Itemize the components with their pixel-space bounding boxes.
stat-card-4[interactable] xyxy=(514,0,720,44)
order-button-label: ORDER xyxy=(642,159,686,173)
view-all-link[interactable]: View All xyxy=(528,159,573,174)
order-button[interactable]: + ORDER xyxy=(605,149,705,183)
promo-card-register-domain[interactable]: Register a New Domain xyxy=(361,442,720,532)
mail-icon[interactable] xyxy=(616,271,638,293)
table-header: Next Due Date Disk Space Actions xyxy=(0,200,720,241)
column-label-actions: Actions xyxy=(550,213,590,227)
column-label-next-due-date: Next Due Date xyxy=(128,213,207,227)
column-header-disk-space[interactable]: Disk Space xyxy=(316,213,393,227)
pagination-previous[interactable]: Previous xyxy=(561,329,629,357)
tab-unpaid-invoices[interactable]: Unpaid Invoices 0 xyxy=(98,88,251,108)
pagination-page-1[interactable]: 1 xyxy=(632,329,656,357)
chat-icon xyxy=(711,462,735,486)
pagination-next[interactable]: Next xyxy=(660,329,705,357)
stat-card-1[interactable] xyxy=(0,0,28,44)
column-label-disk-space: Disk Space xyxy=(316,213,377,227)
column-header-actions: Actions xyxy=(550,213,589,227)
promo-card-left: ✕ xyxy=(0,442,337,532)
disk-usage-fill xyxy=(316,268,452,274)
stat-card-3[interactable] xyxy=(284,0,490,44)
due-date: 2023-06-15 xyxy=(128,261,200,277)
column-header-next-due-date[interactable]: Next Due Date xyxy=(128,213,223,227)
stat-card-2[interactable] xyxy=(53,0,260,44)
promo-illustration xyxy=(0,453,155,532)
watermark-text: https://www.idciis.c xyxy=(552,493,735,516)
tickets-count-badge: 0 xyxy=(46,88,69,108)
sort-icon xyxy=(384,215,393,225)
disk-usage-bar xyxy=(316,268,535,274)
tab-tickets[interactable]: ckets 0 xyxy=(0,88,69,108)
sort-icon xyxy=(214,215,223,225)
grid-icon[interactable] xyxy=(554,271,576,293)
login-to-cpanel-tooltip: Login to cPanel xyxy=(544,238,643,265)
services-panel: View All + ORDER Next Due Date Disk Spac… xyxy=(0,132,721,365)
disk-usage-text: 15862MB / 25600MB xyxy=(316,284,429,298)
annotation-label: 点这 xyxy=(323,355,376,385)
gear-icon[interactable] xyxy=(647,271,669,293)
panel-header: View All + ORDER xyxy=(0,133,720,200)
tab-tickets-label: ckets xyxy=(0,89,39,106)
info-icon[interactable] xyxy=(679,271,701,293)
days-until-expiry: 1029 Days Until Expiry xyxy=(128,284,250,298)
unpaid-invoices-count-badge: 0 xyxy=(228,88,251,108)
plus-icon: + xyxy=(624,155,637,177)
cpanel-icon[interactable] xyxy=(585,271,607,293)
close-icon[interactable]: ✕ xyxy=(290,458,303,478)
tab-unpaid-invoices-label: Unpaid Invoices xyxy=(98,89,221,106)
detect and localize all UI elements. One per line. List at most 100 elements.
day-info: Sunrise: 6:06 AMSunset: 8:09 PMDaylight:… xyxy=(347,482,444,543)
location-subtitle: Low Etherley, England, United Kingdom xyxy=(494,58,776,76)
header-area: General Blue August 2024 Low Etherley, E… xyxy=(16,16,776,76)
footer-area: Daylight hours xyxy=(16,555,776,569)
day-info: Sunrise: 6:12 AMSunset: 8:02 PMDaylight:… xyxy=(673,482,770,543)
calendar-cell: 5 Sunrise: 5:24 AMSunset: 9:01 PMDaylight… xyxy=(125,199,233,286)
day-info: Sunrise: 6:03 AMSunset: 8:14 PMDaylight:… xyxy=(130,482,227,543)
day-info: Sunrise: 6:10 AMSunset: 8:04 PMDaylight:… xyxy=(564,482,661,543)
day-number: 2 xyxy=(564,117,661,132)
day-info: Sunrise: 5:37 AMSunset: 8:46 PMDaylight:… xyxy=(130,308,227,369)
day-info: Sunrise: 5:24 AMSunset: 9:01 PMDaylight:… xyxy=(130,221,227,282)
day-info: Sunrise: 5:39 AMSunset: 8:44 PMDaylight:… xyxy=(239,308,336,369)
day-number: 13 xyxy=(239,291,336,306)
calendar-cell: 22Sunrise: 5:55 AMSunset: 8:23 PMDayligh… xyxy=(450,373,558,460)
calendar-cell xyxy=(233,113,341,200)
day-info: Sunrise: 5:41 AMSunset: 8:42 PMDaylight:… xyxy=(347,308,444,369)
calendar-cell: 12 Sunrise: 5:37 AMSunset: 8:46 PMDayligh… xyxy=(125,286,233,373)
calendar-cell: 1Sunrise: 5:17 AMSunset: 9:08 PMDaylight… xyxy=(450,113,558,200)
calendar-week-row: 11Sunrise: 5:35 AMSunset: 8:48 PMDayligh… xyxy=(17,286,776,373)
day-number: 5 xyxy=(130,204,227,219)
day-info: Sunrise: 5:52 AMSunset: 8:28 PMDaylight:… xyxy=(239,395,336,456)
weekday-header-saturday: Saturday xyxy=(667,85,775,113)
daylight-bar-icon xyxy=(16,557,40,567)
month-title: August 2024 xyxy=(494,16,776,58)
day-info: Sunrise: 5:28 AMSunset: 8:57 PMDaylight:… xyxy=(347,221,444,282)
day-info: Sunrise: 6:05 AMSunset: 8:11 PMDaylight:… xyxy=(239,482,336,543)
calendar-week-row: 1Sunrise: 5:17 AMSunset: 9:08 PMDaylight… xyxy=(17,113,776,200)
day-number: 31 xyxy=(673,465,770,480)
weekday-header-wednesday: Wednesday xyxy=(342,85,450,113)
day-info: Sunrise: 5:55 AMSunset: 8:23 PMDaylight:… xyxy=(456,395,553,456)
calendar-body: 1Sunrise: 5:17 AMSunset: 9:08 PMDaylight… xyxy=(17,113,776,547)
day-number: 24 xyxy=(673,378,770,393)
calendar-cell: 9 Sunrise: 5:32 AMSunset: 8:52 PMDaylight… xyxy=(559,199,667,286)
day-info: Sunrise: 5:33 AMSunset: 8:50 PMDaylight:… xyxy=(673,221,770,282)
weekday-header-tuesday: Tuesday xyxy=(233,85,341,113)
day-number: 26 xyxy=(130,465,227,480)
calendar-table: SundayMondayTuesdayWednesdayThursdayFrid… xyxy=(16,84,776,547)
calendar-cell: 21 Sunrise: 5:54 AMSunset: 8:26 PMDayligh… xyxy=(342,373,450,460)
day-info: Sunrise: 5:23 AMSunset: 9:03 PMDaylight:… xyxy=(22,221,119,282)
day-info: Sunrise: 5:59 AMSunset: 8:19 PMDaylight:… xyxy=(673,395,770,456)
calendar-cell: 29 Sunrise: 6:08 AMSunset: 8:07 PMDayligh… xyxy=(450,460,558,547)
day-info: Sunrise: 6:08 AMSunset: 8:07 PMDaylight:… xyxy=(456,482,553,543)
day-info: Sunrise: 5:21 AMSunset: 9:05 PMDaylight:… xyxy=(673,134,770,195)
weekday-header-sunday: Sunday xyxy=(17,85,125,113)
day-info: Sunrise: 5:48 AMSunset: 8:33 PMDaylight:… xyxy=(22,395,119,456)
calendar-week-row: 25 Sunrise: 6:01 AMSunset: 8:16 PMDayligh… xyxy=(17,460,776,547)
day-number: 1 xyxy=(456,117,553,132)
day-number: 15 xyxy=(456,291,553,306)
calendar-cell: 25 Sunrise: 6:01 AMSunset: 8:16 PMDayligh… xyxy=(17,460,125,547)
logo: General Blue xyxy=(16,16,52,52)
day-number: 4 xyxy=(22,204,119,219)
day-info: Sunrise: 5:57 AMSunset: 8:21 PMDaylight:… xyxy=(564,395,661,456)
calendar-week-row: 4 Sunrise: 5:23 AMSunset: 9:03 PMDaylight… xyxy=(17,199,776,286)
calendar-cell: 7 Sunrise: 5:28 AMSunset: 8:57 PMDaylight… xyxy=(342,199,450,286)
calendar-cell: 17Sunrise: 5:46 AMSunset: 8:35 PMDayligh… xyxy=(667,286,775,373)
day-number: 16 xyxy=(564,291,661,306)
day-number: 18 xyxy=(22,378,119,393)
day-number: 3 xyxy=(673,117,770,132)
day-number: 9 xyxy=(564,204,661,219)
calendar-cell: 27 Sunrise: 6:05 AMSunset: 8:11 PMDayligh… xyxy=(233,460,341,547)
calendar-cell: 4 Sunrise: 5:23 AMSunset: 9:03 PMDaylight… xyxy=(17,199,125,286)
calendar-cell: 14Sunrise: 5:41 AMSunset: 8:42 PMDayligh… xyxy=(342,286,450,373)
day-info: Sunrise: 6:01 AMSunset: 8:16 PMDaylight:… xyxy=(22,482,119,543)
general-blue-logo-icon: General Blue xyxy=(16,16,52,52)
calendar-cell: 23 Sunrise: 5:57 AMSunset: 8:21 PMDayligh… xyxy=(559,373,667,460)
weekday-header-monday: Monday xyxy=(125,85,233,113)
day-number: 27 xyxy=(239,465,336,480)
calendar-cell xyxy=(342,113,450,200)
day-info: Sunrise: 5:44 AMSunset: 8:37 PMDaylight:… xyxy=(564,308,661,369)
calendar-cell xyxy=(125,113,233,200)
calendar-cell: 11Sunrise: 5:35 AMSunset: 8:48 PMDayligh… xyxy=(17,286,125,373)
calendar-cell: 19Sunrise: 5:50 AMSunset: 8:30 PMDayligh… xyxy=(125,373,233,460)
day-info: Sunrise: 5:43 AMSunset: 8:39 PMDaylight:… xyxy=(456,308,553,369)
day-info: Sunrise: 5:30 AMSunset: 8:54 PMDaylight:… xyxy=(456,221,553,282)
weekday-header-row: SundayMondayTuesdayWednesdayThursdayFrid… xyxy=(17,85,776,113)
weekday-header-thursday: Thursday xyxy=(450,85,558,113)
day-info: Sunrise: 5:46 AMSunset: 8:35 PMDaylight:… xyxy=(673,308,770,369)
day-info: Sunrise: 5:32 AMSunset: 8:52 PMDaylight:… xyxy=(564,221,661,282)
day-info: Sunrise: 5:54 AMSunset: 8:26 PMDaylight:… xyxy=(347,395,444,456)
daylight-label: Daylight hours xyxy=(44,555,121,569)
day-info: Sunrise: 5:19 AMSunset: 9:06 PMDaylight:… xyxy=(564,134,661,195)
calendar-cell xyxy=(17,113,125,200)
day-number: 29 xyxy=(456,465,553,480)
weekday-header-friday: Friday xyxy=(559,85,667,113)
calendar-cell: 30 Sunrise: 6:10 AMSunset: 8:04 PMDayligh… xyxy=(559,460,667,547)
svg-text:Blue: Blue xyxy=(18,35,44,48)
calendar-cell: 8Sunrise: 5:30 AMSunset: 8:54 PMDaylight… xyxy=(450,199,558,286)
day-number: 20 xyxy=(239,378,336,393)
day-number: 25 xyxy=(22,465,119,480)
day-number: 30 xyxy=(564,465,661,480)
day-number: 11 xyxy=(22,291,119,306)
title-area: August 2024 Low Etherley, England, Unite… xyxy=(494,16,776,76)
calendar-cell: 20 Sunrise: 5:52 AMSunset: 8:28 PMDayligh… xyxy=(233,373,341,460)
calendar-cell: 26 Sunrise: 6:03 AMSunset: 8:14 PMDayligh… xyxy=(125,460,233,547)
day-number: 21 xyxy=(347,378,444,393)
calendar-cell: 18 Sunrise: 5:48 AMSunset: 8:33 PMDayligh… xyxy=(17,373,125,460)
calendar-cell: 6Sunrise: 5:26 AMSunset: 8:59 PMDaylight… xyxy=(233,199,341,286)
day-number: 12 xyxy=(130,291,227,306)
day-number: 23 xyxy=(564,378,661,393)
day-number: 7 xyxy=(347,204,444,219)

···

*OBJETIVO*.
Indica el número de líneas de los ítems de arriba que contienen la cadena "promo". Responde únicamente con esa cifra.

*RESULTADO*.
3